→ **DATA TO USE**

####

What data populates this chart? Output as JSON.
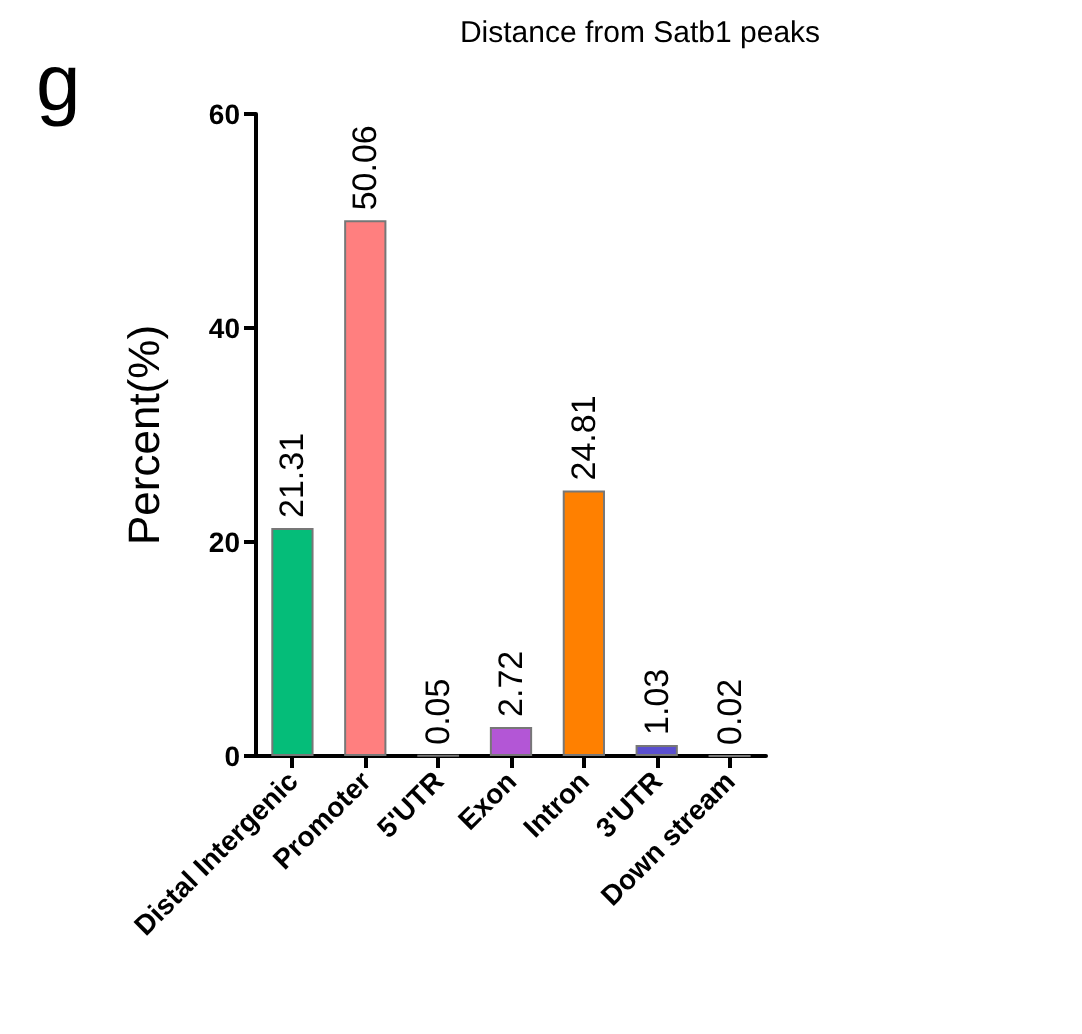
{
  "chart_data": {
    "type": "bar",
    "title": "Distance from Satb1 peaks",
    "ylabel": "Percent(%)",
    "annotations": [
      "g"
    ],
    "categories": [
      "Distal Intergenic",
      "Promoter",
      "5'UTR",
      "Exon",
      "Intron",
      "3'UTR",
      "Down stream"
    ],
    "values": [
      21.31,
      50.06,
      0.05,
      2.72,
      24.81,
      1.03,
      0.02
    ],
    "colors": [
      "#05bd79",
      "#ff7f7f",
      "#777777",
      "#b356d6",
      "#ff8000",
      "#5a4fcf",
      "#777777"
    ],
    "ylim": [
      0,
      60
    ],
    "yticks": [
      0,
      20,
      40,
      60
    ],
    "data_labels": true,
    "grid": false
  }
}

####

→ **WHAT YOU HAVE TO DO**
The records above must be transcribed exactly. Pictures are left out of the copy.

→ **FULL OUTPUT**
What data populates this chart? Output as JSON.
{
  "chart_data": {
    "type": "bar",
    "title": "Distance from Satb1 peaks",
    "ylabel": "Percent(%)",
    "annotations": [
      "g"
    ],
    "categories": [
      "Distal Intergenic",
      "Promoter",
      "5'UTR",
      "Exon",
      "Intron",
      "3'UTR",
      "Down stream"
    ],
    "values": [
      21.31,
      50.06,
      0.05,
      2.72,
      24.81,
      1.03,
      0.02
    ],
    "colors": [
      "#05bd79",
      "#ff7f7f",
      "#777777",
      "#b356d6",
      "#ff8000",
      "#5a4fcf",
      "#777777"
    ],
    "ylim": [
      0,
      60
    ],
    "yticks": [
      0,
      20,
      40,
      60
    ],
    "data_labels": true,
    "grid": false
  }
}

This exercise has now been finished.